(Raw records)
━━━━━━━━━━━━━━━━

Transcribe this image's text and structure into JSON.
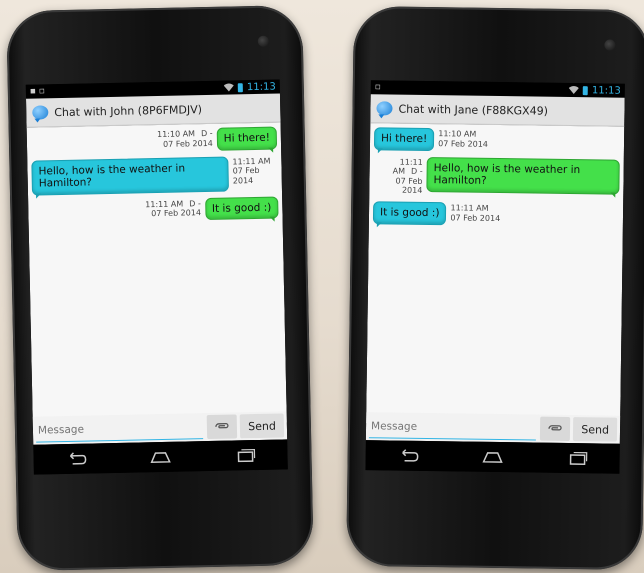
{
  "phones": [
    {
      "status_time": "11:13",
      "chat_title": "Chat with John (8P6FMDJV)",
      "messages": [
        {
          "side": "mine",
          "color": "green",
          "text": "Hi there!",
          "time": "11:10 AM",
          "flag": "D -",
          "date": "07 Feb 2014"
        },
        {
          "side": "theirs",
          "color": "cyan",
          "text": "Hello, how is the weather in Hamilton?",
          "time": "11:11 AM",
          "date": "07 Feb 2014"
        },
        {
          "side": "mine",
          "color": "green",
          "text": "It is good :)",
          "time": "11:11 AM",
          "flag": "D -",
          "date": "07 Feb 2014"
        }
      ],
      "input_placeholder": "Message",
      "send_label": "Send"
    },
    {
      "status_time": "11:13",
      "chat_title": "Chat with Jane (F88KGX49)",
      "messages": [
        {
          "side": "theirs",
          "color": "cyan",
          "text": "Hi there!",
          "time": "11:10 AM",
          "date": "07 Feb 2014"
        },
        {
          "side": "mine",
          "color": "green",
          "text": "Hello, how is the weather in Hamilton?",
          "time": "11:11 AM",
          "flag": "D -",
          "date": "07 Feb 2014"
        },
        {
          "side": "theirs",
          "color": "cyan",
          "text": "It is good :)",
          "time": "11:11 AM",
          "date": "07 Feb 2014"
        }
      ],
      "input_placeholder": "Message",
      "send_label": "Send"
    }
  ],
  "colors": {
    "sent_bubble": "#44e04a",
    "received_bubble": "#27c6dc",
    "accent": "#33b5e5"
  },
  "icons": [
    "app-chat-icon",
    "attach-icon",
    "back-icon",
    "home-icon",
    "recents-icon",
    "wifi-icon",
    "battery-icon"
  ]
}
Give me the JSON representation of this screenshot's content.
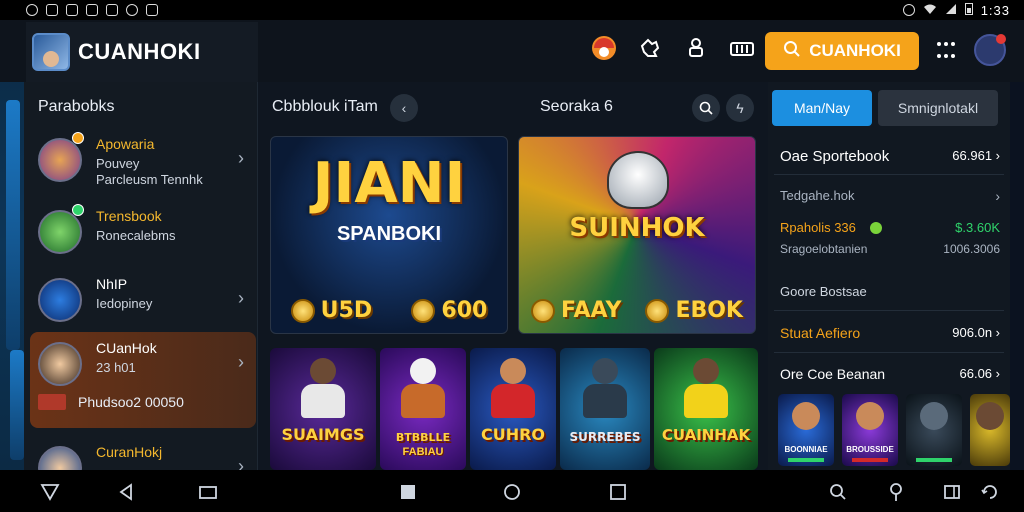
{
  "status": {
    "time": "1:33"
  },
  "brand": {
    "name": "CUANHOKI"
  },
  "header": {
    "search_label": "CUANHOKI"
  },
  "sidebar": {
    "title": "Parabobks",
    "items": [
      {
        "title": "Apowaria",
        "sub": "Pouvey",
        "sub2": "Parcleusm Tennhk"
      },
      {
        "title": "Trensbook",
        "sub": "Ronecalebms",
        "sub2": ""
      },
      {
        "title": "NhIP",
        "sub": "Iedopiney",
        "sub2": ""
      },
      {
        "title": "CUanHok",
        "sub": "23 h01",
        "sub2": ""
      },
      {
        "title": "CuranHokj",
        "sub": "",
        "sub2": ""
      }
    ],
    "extra": "Phudsoo2 00050"
  },
  "main": {
    "section_left": "Cbbblouk iTam",
    "section_right": "Seoraka 6",
    "promos": [
      {
        "title": "JIANI",
        "sub": "SPANBOKI",
        "coin_left": "U5D",
        "coin_right": "600"
      },
      {
        "title": "SUINHOK",
        "sub": "",
        "coin_left": "FAAY",
        "coin_right": "EBOK"
      }
    ],
    "tiles": [
      {
        "label": "SUAIMGS",
        "label2": ""
      },
      {
        "label": "BTBBLLE",
        "label2": "FABIAU"
      },
      {
        "label": "CUHRO",
        "label2": ""
      },
      {
        "label": "SURREBES",
        "label2": ""
      },
      {
        "label": "CUAINHAK",
        "label2": ""
      }
    ]
  },
  "right_panel": {
    "tab_active": "Man/Nay",
    "tab_inactive": "Smnignlotakl",
    "rows": [
      {
        "label": "Oae Sportebook",
        "value": "66.961"
      },
      {
        "label": "Tedgahe.hok",
        "value": ""
      },
      {
        "label": "Rpaholis 336",
        "value": "$.3.60K"
      },
      {
        "label": "Sragoelobtanien",
        "value": "1006.3006"
      },
      {
        "label": "Goore Bostsae",
        "value": ""
      },
      {
        "label": "Stuat Aefiero",
        "value": "906.0n"
      },
      {
        "label": "Ore Coe Beanan",
        "value": "66.06"
      }
    ],
    "thumbs": [
      {
        "l1": "BOONNIAE",
        "l2": ""
      },
      {
        "l1": "BROUSSIDE",
        "l2": ""
      },
      {
        "l1": "",
        "l2": ""
      },
      {
        "l1": "",
        "l2": ""
      }
    ]
  },
  "colors": {
    "accent": "#f5a31a",
    "blue": "#1c8fe0",
    "green": "#2fd36b",
    "gold": "#ffd23f"
  }
}
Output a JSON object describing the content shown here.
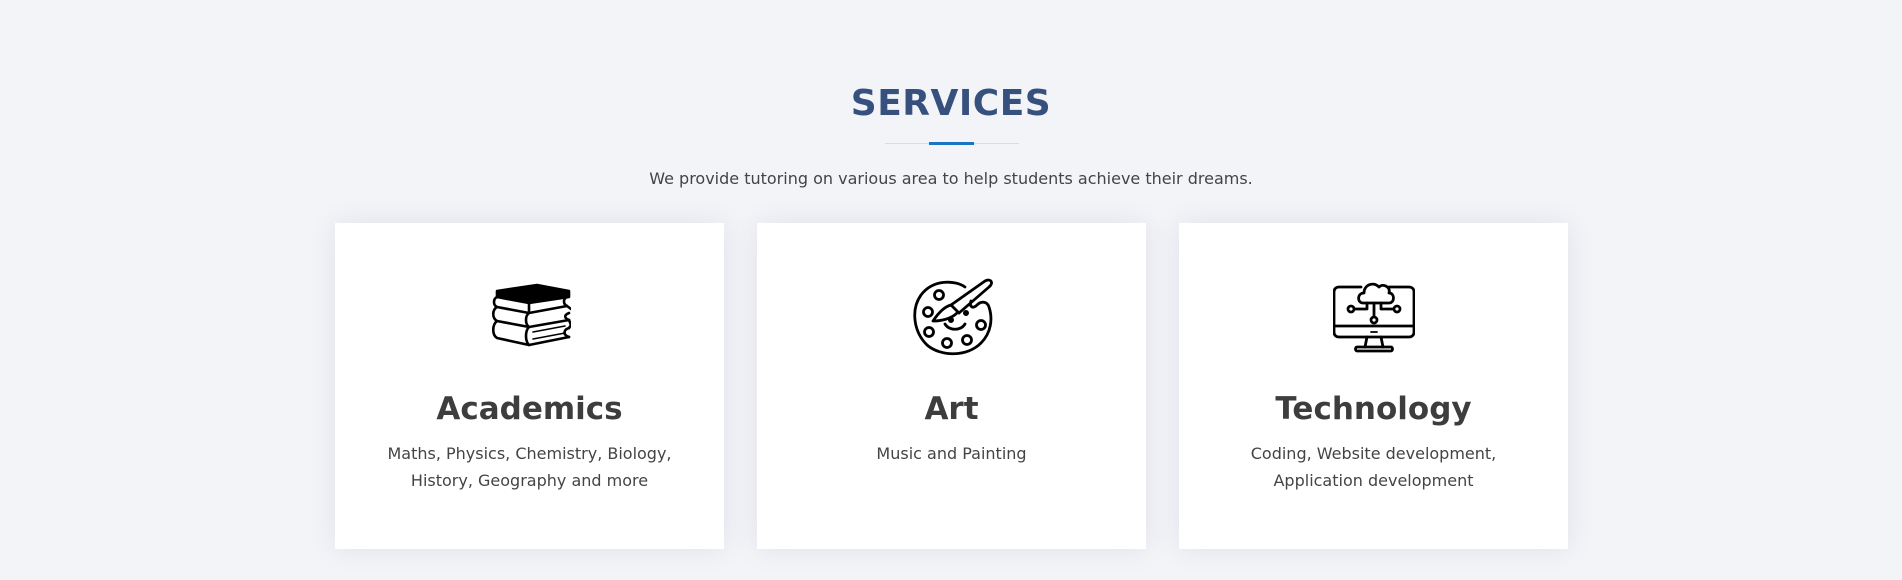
{
  "section": {
    "title": "SERVICES",
    "subtitle": "We provide tutoring on various area to help students achieve their dreams."
  },
  "colors": {
    "title": "#37517e",
    "accent_line": "#1a73c4",
    "background": "#f3f4f8",
    "card": "#ffffff"
  },
  "services": [
    {
      "icon": "books-icon",
      "title": "Academics",
      "description": "Maths, Physics, Chemistry, Biology, History, Geography and more"
    },
    {
      "icon": "paint-palette-icon",
      "title": "Art",
      "description": "Music and Painting"
    },
    {
      "icon": "cloud-computer-icon",
      "title": "Technology",
      "description": "Coding, Website development, Application development"
    }
  ]
}
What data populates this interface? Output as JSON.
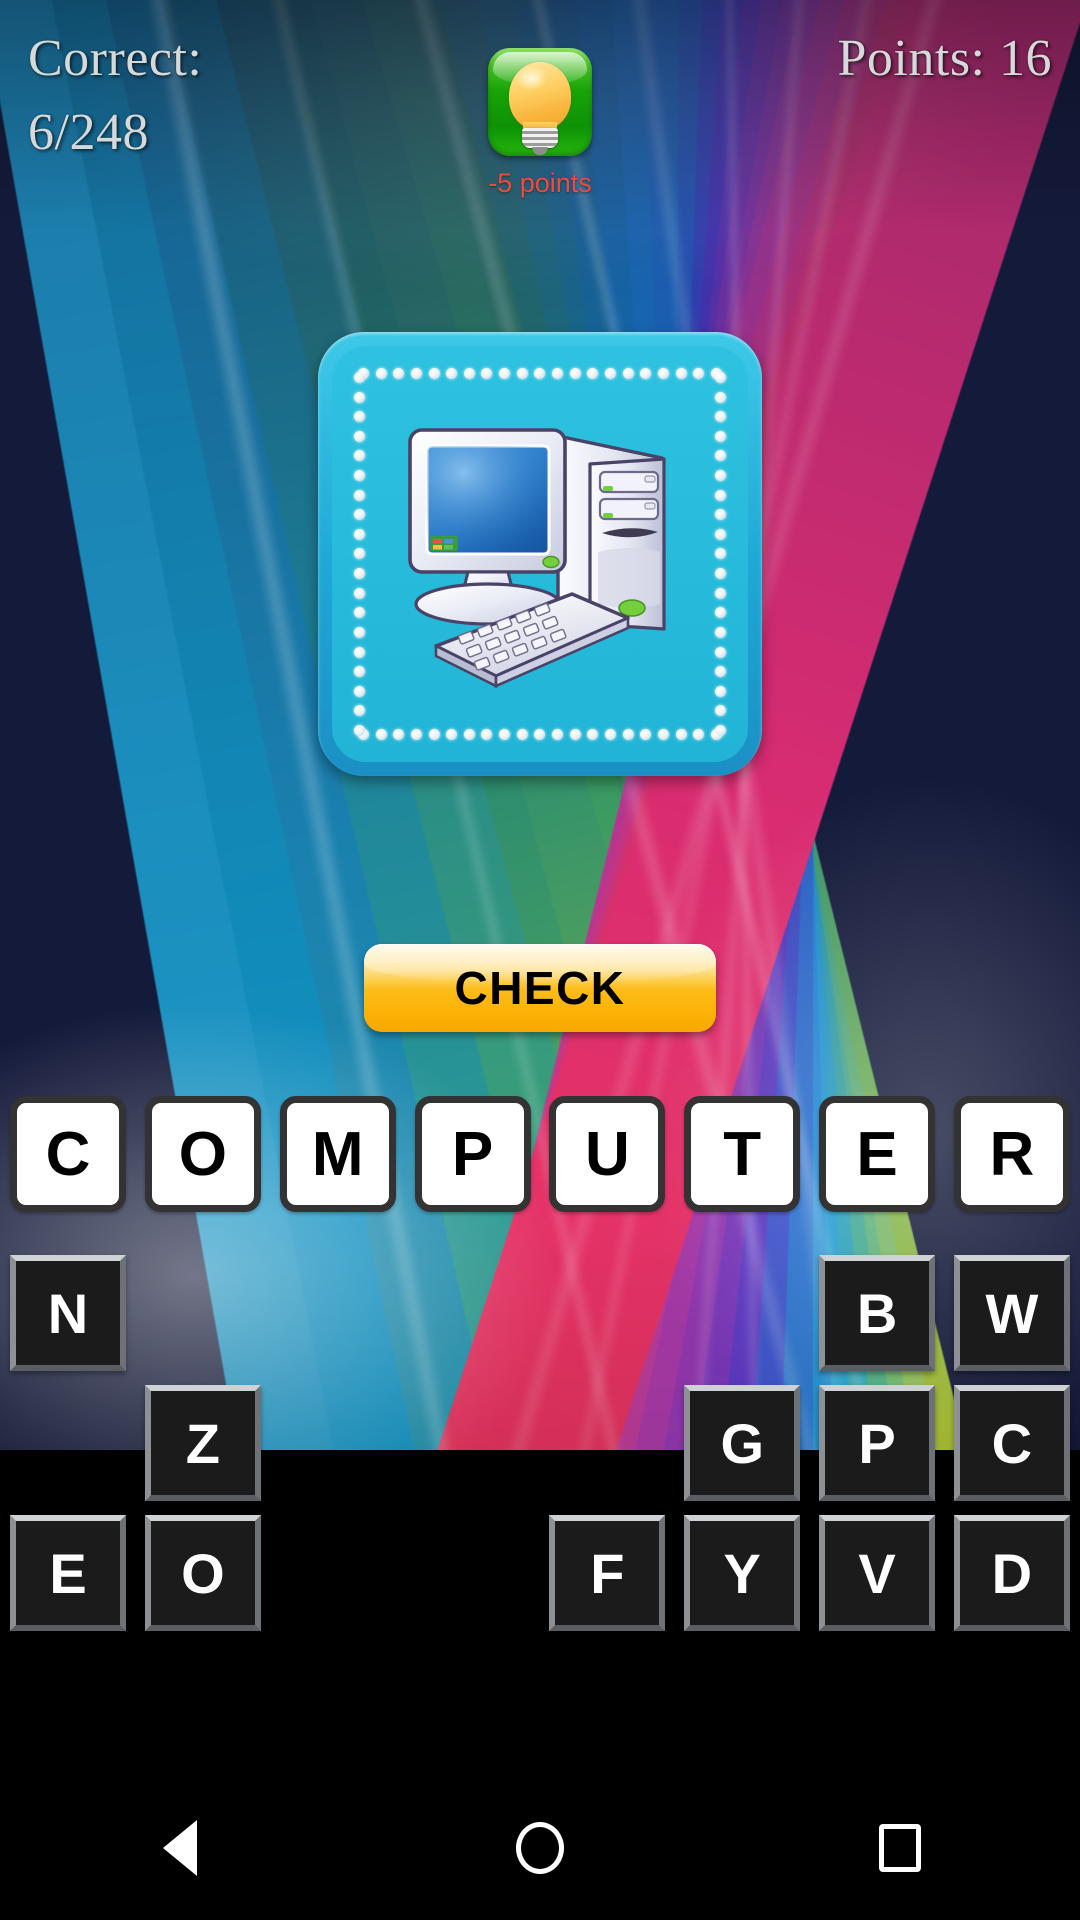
{
  "header": {
    "correct_label": "Correct:",
    "correct_value": "6/248",
    "points_text": "Points: 16"
  },
  "hint": {
    "icon": "lightbulb-icon",
    "cost_text": "-5 points"
  },
  "card": {
    "image_alt": "desktop-computer-illustration",
    "bg_color": "#21b4d6",
    "frame_color": "#1fa9d6"
  },
  "check_button": {
    "label": "CHECK",
    "color": "#fdbc18"
  },
  "answer": {
    "word": "COMPUTER",
    "letters": [
      "C",
      "O",
      "M",
      "P",
      "U",
      "T",
      "E",
      "R"
    ]
  },
  "letter_bank": {
    "rows": [
      [
        "N",
        "",
        "",
        "",
        "",
        "",
        "B",
        "W"
      ],
      [
        "",
        "Z",
        "",
        "",
        "",
        "G",
        "P",
        "C"
      ],
      [
        "E",
        "O",
        "",
        "",
        "F",
        "Y",
        "V",
        "D"
      ]
    ]
  },
  "navbar": {
    "back": "back-icon",
    "home": "home-icon",
    "recents": "recents-icon"
  },
  "colors": {
    "hud_text": "#d6d9da",
    "hint_cost": "#f4473f",
    "key_bg": "#1b1b1b",
    "slot_bg": "#ffffff"
  }
}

━━━━━━━━━━━━━━━━

__Problem to work on__.
Output the entries above exactly. Drop the pictures.

__Right answer__.
Transcribe this image's text and structure into JSON.
{
  "phones": [
    {
      "status_time": "11:13",
      "chat_title": "Chat with John (8P6FMDJV)",
      "messages": [
        {
          "side": "mine",
          "color": "green",
          "text": "Hi there!",
          "time": "11:10 AM",
          "flag": "D -",
          "date": "07 Feb 2014"
        },
        {
          "side": "theirs",
          "color": "cyan",
          "text": "Hello, how is the weather in Hamilton?",
          "time": "11:11 AM",
          "date": "07 Feb 2014"
        },
        {
          "side": "mine",
          "color": "green",
          "text": "It is good :)",
          "time": "11:11 AM",
          "flag": "D -",
          "date": "07 Feb 2014"
        }
      ],
      "input_placeholder": "Message",
      "send_label": "Send"
    },
    {
      "status_time": "11:13",
      "chat_title": "Chat with Jane (F88KGX49)",
      "messages": [
        {
          "side": "theirs",
          "color": "cyan",
          "text": "Hi there!",
          "time": "11:10 AM",
          "date": "07 Feb 2014"
        },
        {
          "side": "mine",
          "color": "green",
          "text": "Hello, how is the weather in Hamilton?",
          "time": "11:11 AM",
          "flag": "D -",
          "date": "07 Feb 2014"
        },
        {
          "side": "theirs",
          "color": "cyan",
          "text": "It is good :)",
          "time": "11:11 AM",
          "date": "07 Feb 2014"
        }
      ],
      "input_placeholder": "Message",
      "send_label": "Send"
    }
  ],
  "colors": {
    "sent_bubble": "#44e04a",
    "received_bubble": "#27c6dc",
    "accent": "#33b5e5"
  },
  "icons": [
    "app-chat-icon",
    "attach-icon",
    "back-icon",
    "home-icon",
    "recents-icon",
    "wifi-icon",
    "battery-icon"
  ]
}
Give me the JSON representation of this screenshot's content.
{
  "status": {
    "time": "1:33"
  },
  "brand": {
    "name": "CUANHOKI"
  },
  "header": {
    "search_label": "CUANHOKI"
  },
  "sidebar": {
    "title": "Parabobks",
    "items": [
      {
        "title": "Apowaria",
        "sub": "Pouvey",
        "sub2": "Parcleusm Tennhk"
      },
      {
        "title": "Trensbook",
        "sub": "Ronecalebms",
        "sub2": ""
      },
      {
        "title": "NhIP",
        "sub": "Iedopiney",
        "sub2": ""
      },
      {
        "title": "CUanHok",
        "sub": "23 h01",
        "sub2": ""
      },
      {
        "title": "CuranHokj",
        "sub": "",
        "sub2": ""
      }
    ],
    "extra": "Phudsoo2 00050"
  },
  "main": {
    "section_left": "Cbbblouk iTam",
    "section_right": "Seoraka 6",
    "promos": [
      {
        "title": "JIANI",
        "sub": "SPANBOKI",
        "coin_left": "U5D",
        "coin_right": "600"
      },
      {
        "title": "SUINHOK",
        "sub": "",
        "coin_left": "FAAY",
        "coin_right": "EBOK"
      }
    ],
    "tiles": [
      {
        "label": "SUAIMGS",
        "label2": ""
      },
      {
        "label": "BTBBLLE",
        "label2": "FABIAU"
      },
      {
        "label": "CUHRO",
        "label2": ""
      },
      {
        "label": "SURREBES",
        "label2": ""
      },
      {
        "label": "CUAINHAK",
        "label2": ""
      }
    ]
  },
  "right_panel": {
    "tab_active": "Man/Nay",
    "tab_inactive": "Smnignlotakl",
    "rows": [
      {
        "label": "Oae Sportebook",
        "value": "66.961"
      },
      {
        "label": "Tedgahe.hok",
        "value": ""
      },
      {
        "label": "Rpaholis 336",
        "value": "$.3.60K"
      },
      {
        "label": "Sragoelobtanien",
        "value": "1006.3006"
      },
      {
        "label": "Goore Bostsae",
        "value": ""
      },
      {
        "label": "Stuat Aefiero",
        "value": "906.0n"
      },
      {
        "label": "Ore Coe Beanan",
        "value": "66.06"
      }
    ],
    "thumbs": [
      {
        "l1": "BOONNIAE",
        "l2": ""
      },
      {
        "l1": "BROUSSIDE",
        "l2": ""
      },
      {
        "l1": "",
        "l2": ""
      },
      {
        "l1": "",
        "l2": ""
      }
    ]
  },
  "colors": {
    "accent": "#f5a31a",
    "blue": "#1c8fe0",
    "green": "#2fd36b",
    "gold": "#ffd23f"
  }
}
Output a JSON object describing the content shown here.
{
  "section": {
    "title": "SERVICES",
    "subtitle": "We provide tutoring on various area to help students achieve their dreams."
  },
  "colors": {
    "title": "#37517e",
    "accent_line": "#1a73c4",
    "background": "#f3f4f8",
    "card": "#ffffff"
  },
  "services": [
    {
      "icon": "books-icon",
      "title": "Academics",
      "description": "Maths, Physics, Chemistry, Biology, History, Geography and more"
    },
    {
      "icon": "paint-palette-icon",
      "title": "Art",
      "description": "Music and Painting"
    },
    {
      "icon": "cloud-computer-icon",
      "title": "Technology",
      "description": "Coding, Website development, Application development"
    }
  ]
}
What data populates this interface? Output as JSON.
{
  "header": {
    "correct_label": "Correct:",
    "correct_value": "6/248",
    "points_text": "Points: 16"
  },
  "hint": {
    "icon": "lightbulb-icon",
    "cost_text": "-5 points"
  },
  "card": {
    "image_alt": "desktop-computer-illustration",
    "bg_color": "#21b4d6",
    "frame_color": "#1fa9d6"
  },
  "check_button": {
    "label": "CHECK",
    "color": "#fdbc18"
  },
  "answer": {
    "word": "COMPUTER",
    "letters": [
      "C",
      "O",
      "M",
      "P",
      "U",
      "T",
      "E",
      "R"
    ]
  },
  "letter_bank": {
    "rows": [
      [
        "N",
        "",
        "",
        "",
        "",
        "",
        "B",
        "W"
      ],
      [
        "",
        "Z",
        "",
        "",
        "",
        "G",
        "P",
        "C"
      ],
      [
        "E",
        "O",
        "",
        "",
        "F",
        "Y",
        "V",
        "D"
      ]
    ]
  },
  "navbar": {
    "back": "back-icon",
    "home": "home-icon",
    "recents": "recents-icon"
  },
  "colors": {
    "hud_text": "#d6d9da",
    "hint_cost": "#f4473f",
    "key_bg": "#1b1b1b",
    "slot_bg": "#ffffff"
  }
}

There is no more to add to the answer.